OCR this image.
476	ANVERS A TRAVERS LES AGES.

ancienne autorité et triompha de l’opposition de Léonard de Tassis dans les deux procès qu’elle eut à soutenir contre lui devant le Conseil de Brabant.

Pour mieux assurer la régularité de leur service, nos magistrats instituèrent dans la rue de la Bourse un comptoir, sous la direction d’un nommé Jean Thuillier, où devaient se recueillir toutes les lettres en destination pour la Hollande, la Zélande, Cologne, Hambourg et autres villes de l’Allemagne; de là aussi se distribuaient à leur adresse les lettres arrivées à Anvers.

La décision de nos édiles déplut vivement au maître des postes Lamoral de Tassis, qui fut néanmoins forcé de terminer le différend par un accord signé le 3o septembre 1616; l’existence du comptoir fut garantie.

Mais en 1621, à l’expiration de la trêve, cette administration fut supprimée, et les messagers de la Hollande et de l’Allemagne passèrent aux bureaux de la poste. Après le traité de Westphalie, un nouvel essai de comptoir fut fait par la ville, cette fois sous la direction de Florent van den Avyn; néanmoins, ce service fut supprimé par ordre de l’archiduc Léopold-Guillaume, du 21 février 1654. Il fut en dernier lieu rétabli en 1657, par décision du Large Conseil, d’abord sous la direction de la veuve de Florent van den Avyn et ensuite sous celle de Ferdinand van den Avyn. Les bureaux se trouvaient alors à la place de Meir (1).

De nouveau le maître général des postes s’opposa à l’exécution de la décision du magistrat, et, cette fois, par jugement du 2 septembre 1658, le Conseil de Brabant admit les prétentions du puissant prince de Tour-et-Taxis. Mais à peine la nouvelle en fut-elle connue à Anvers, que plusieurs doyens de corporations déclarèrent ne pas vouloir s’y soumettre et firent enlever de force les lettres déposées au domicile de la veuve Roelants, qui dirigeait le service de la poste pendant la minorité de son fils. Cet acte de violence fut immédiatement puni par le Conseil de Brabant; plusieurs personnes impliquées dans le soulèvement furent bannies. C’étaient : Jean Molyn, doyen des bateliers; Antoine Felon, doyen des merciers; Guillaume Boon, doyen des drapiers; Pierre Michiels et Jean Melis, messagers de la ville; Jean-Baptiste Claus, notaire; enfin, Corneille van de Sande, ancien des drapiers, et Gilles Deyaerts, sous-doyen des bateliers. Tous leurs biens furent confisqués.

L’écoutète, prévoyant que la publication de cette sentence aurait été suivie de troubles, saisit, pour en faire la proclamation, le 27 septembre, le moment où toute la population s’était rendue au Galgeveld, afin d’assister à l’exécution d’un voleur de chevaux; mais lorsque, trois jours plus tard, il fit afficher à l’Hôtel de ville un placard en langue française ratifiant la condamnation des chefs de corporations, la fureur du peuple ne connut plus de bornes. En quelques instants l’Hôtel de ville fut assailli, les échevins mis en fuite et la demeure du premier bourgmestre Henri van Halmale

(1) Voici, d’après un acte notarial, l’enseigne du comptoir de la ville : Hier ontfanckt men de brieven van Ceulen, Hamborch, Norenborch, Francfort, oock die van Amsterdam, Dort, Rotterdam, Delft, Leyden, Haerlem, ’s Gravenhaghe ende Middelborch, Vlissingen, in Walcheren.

GIVEN INSTRUCTION: All of the lines above need to be given again exactly.

ANSWER:
OCR this image.
476	ANVERS A TRAVERS LES AGES.

ancienne autorité et triompha de l’opposition de Léonard de Tassis dans les deux procès qu’elle eut à soutenir contre lui devant le Conseil de Brabant.

Pour mieux assurer la régularité de leur service, nos magistrats instituèrent dans la rue de la Bourse un comptoir, sous la direction d’un nommé Jean Thuillier, où devaient se recueillir toutes les lettres en destination pour la Hollande, la Zélande, Cologne, Hambourg et autres villes de l’Allemagne; de là aussi se distribuaient à leur adresse les lettres arrivées à Anvers.

La décision de nos édiles déplut vivement au maître des postes Lamoral de Tassis, qui fut néanmoins forcé de terminer le différend par un accord signé le 3o septembre 1616; l’existence du comptoir fut garantie.

Mais en 1621, à l’expiration de la trêve, cette administration fut supprimée, et les messagers de la Hollande et de l’Allemagne passèrent aux bureaux de la poste. Après le traité de Westphalie, un nouvel essai de comptoir fut fait par la ville, cette fois sous la direction de Florent van den Avyn; néanmoins, ce service fut supprimé par ordre de l’archiduc Léopold-Guillaume, du 21 février 1654. Il fut en dernier lieu rétabli en 1657, par décision du Large Conseil, d’abord sous la direction de la veuve de Florent van den Avyn et ensuite sous celle de Ferdinand van den Avyn. Les bureaux se trouvaient alors à la place de Meir (1).

De nouveau le maître général des postes s’opposa à l’exécution de la décision du magistrat, et, cette fois, par jugement du 2 septembre 1658, le Conseil de Brabant admit les prétentions du puissant prince de Tour-et-Taxis. Mais à peine la nouvelle en fut-elle connue à Anvers, que plusieurs doyens de corporations déclarèrent ne pas vouloir s’y soumettre et firent enlever de force les lettres déposées au domicile de la veuve Roelants, qui dirigeait le service de la poste pendant la minorité de son fils. Cet acte de violence fut immédiatement puni par le Conseil de Brabant; plusieurs personnes impliquées dans le soulèvement furent bannies. C’étaient : Jean Molyn, doyen des bateliers; Antoine Felon, doyen des merciers; Guillaume Boon, doyen des drapiers; Pierre Michiels et Jean Melis, messagers de la ville; Jean-Baptiste Claus, notaire; enfin, Corneille van de Sande, ancien des drapiers, et Gilles Deyaerts, sous-doyen des bateliers. Tous leurs biens furent confisqués.

L’écoutète, prévoyant que la publication de cette sentence aurait été suivie de troubles, saisit, pour en faire la proclamation, le 27 septembre, le moment où toute la population s’était rendue au Galgeveld, afin d’assister à l’exécution d’un voleur de chevaux; mais lorsque, trois jours plus tard, il fit afficher à l’Hôtel de ville un placard en langue française ratifiant la condamnation des chefs de corporations, la fureur du peuple ne connut plus de bornes. En quelques instants l’Hôtel de ville fut assailli, les échevins mis en fuite et la demeure du premier bourgmestre Henri van Halmale

(1) Voici, d’après un acte notarial, l’enseigne du comptoir de la ville : Hier ontfanckt men de brieven van Ceulen, Hamborch, Norenborch, Francfort, oock die van Amsterdam, Dort, Rotterdam, Delft, Leyden, Haerlem, ’s Gravenhaghe ende Middelborch, Vlissingen, in Walcheren.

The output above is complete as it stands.